*AIM*: Output the entries below exactly as written, omitting pictures.

--- start ---

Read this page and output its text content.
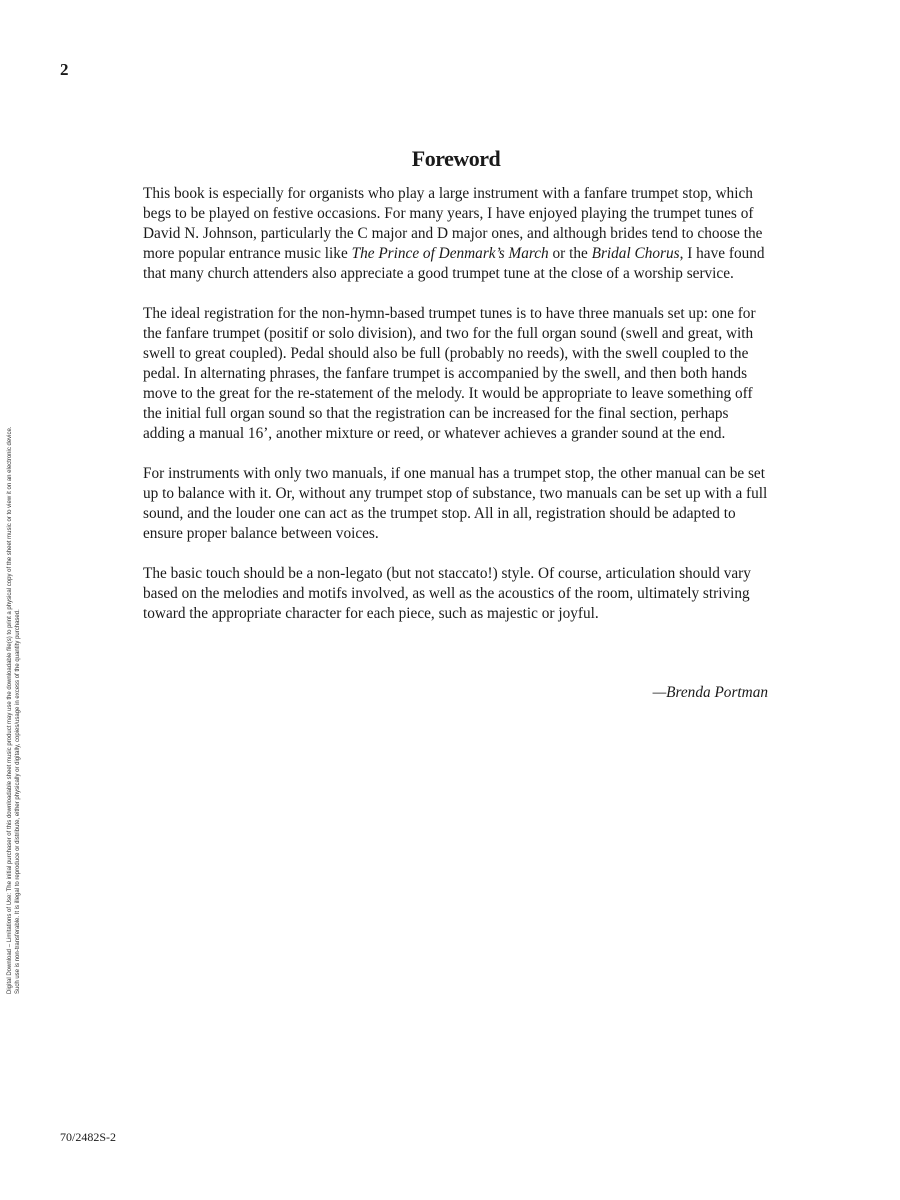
2
Digital Download – Limitations of Use: The initial purchaser of this downloadable sheet music product may use the downloadable file(s) to print a physical copy of the sheet music or to view it on an electronic device. Such use is non-transferable. It is illegal to reproduce or distribute, either physically or digitally, copies/usage in excess of the quantity purchased.
Foreword

This book is especially for organists who play a large instrument with a fanfare trumpet stop, which begs to be played on festive occasions. For many years, I have enjoyed playing the trumpet tunes of David N. Johnson, particularly the C major and D major ones, and although brides tend to choose the more popular entrance music like The Prince of Denmark’s March or the Bridal Chorus, I have found that many church attenders also appreciate a good trumpet tune at the close of a worship service.

The ideal registration for the non-hymn-based trumpet tunes is to have three manuals set up: one for the fanfare trumpet (positif or solo division), and two for the full organ sound (swell and great, with swell to great coupled). Pedal should also be full (probably no reeds), with the swell coupled to the pedal. In alternating phrases, the fanfare trumpet is accompanied by the swell, and then both hands move to the great for the re-statement of the melody. It would be appropriate to leave something off the initial full organ sound so that the registration can be increased for the final section, perhaps adding a manual 16’, another mixture or reed, or whatever achieves a grander sound at the end.

For instruments with only two manuals, if one manual has a trumpet stop, the other manual can be set up to balance with it. Or, without any trumpet stop of substance, two manuals can be set up with a full sound, and the louder one can act as the trumpet stop. All in all, registration should be adapted to ensure proper balance between voices.

The basic touch should be a non-legato (but not staccato!) style. Of course, articulation should vary based on the melodies and motifs involved, as well as the acoustics of the room, ultimately striving toward the appropriate character for each piece, such as majestic or joyful.

—Brenda Portman
70/2482S-2
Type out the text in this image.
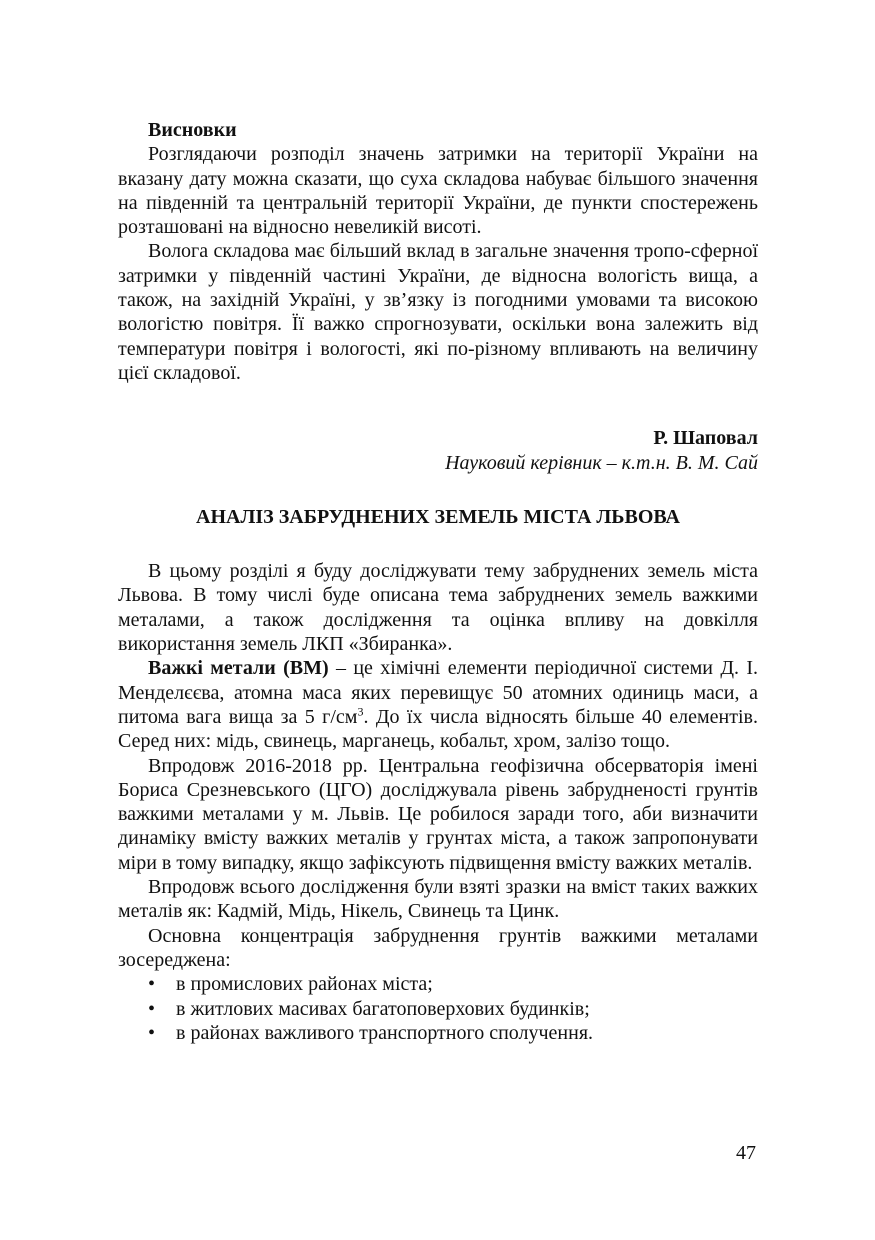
Висновки

Розглядаючи розподіл значень затримки на території України на вказану дату можна сказати, що суха складова набуває більшого значення на південній та центральній території України, де пункти спостережень розташовані на відносно невеликій висоті.

Волога складова має більший вклад в загальне значення тропо-сферної затримки у південній частині України, де відносна вологість вища, а також, на західній Україні, у зв’язку із погодними умовами та високою вологістю повітря. Її важко спрогнозувати, оскільки вона залежить від температури повітря і вологості, які по-різному впливають на величину цієї складової.

Р. Шаповал
Науковий керівник – к.т.н. В. М. Сай
АНАЛІЗ ЗАБРУДНЕНИХ ЗЕМЕЛЬ МІСТА ЛЬВОВА

В цьому розділі я буду досліджувати тему забруднених земель міста Львова. В тому числі буде описана тема забруднених земель важкими металами, а також дослідження та оцінка впливу на довкілля використання земель ЛКП «Збиранка».

Важкі метали (ВМ) – це хімічні елементи періодичної системи Д. І. Менделєєва, атомна маса яких перевищує 50 атомних одиниць маси, а питома вага вища за 5 $г/см^3$. До їх числа відносять більше 40 елементів. Серед них: мідь, свинець, марганець, кобальт, хром, залізо тощо.

Впродовж 2016-2018 рр. Центральна геофізична обсерваторія імені Бориса Срезневського (ЦГО) досліджувала рівень забрудненості грунтів важкими металами у м. Львів. Це робилося заради того, аби визначити динаміку вмісту важких металів у грунтах міста, а також запропонувати міри в тому випадку, якщо зафіксують підвищення вмісту важких металів.

Впродовж всього дослідження були взяті зразки на вміст таких важких металів як: Кадмій, Мідь, Нікель, Свинець та Цинк.

Основна концентрація забруднення грунтів важкими металами зосереджена:

• в промислових районах міста;
• в житлових масивах багатоповерхових будинків;
• в районах важливого транспортного сполучення.
47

--- end ---

*RESPONSE*:
Read this page and output its text content.
2
Digital Download – Limitations of Use: The initial purchaser of this downloadable sheet music product may use the downloadable file(s) to print a physical copy of the sheet music or to view it on an electronic device. Such use is non-transferable. It is illegal to reproduce or distribute, either physically or digitally, copies/usage in excess of the quantity purchased.
Foreword

This book is especially for organists who play a large instrument with a fanfare trumpet stop, which begs to be played on festive occasions. For many years, I have enjoyed playing the trumpet tunes of David N. Johnson, particularly the C major and D major ones, and although brides tend to choose the more popular entrance music like The Prince of Denmark’s March or the Bridal Chorus, I have found that many church attenders also appreciate a good trumpet tune at the close of a worship service.

The ideal registration for the non-hymn-based trumpet tunes is to have three manuals set up: one for the fanfare trumpet (positif or solo division), and two for the full organ sound (swell and great, with swell to great coupled). Pedal should also be full (probably no reeds), with the swell coupled to the pedal. In alternating phrases, the fanfare trumpet is accompanied by the swell, and then both hands move to the great for the re-statement of the melody. It would be appropriate to leave something off the initial full organ sound so that the registration can be increased for the final section, perhaps adding a manual 16’, another mixture or reed, or whatever achieves a grander sound at the end.

For instruments with only two manuals, if one manual has a trumpet stop, the other manual can be set up to balance with it. Or, without any trumpet stop of substance, two manuals can be set up with a full sound, and the louder one can act as the trumpet stop. All in all, registration should be adapted to ensure proper balance between voices.

The basic touch should be a non-legato (but not staccato!) style. Of course, articulation should vary based on the melodies and motifs involved, as well as the acoustics of the room, ultimately striving toward the appropriate character for each piece, such as majestic or joyful.

—Brenda Portman
70/2482S-2
Type out the text in this image.
Висновки

Розглядаючи розподіл значень затримки на території України на вказану дату можна сказати, що суха складова набуває більшого значення на південній та центральній території України, де пункти спостережень розташовані на відносно невеликій висоті.

Волога складова має більший вклад в загальне значення тропо-сферної затримки у південній частині України, де відносна вологість вища, а також, на західній Україні, у зв’язку із погодними умовами та високою вологістю повітря. Її важко спрогнозувати, оскільки вона залежить від температури повітря і вологості, які по-різному впливають на величину цієї складової.

Р. Шаповал
Науковий керівник – к.т.н. В. М. Сай
АНАЛІЗ ЗАБРУДНЕНИХ ЗЕМЕЛЬ МІСТА ЛЬВОВА

В цьому розділі я буду досліджувати тему забруднених земель міста Львова. В тому числі буде описана тема забруднених земель важкими металами, а також дослідження та оцінка впливу на довкілля використання земель ЛКП «Збиранка».

Важкі метали (ВМ) – це хімічні елементи періодичної системи Д. І. Менделєєва, атомна маса яких перевищує 50 атомних одиниць маси, а питома вага вища за 5 $г/см^3$. До їх числа відносять більше 40 елементів. Серед них: мідь, свинець, марганець, кобальт, хром, залізо тощо.

Впродовж 2016-2018 рр. Центральна геофізична обсерваторія імені Бориса Срезневського (ЦГО) досліджувала рівень забрудненості грунтів важкими металами у м. Львів. Це робилося заради того, аби визначити динаміку вмісту важких металів у грунтах міста, а також запропонувати міри в тому випадку, якщо зафіксують підвищення вмісту важких металів.

Впродовж всього дослідження були взяті зразки на вміст таких важких металів як: Кадмій, Мідь, Нікель, Свинець та Цинк.

Основна концентрація забруднення грунтів важкими металами зосереджена:

• в промислових районах міста;
• в житлових масивах багатоповерхових будинків;
• в районах важливого транспортного сполучення.
47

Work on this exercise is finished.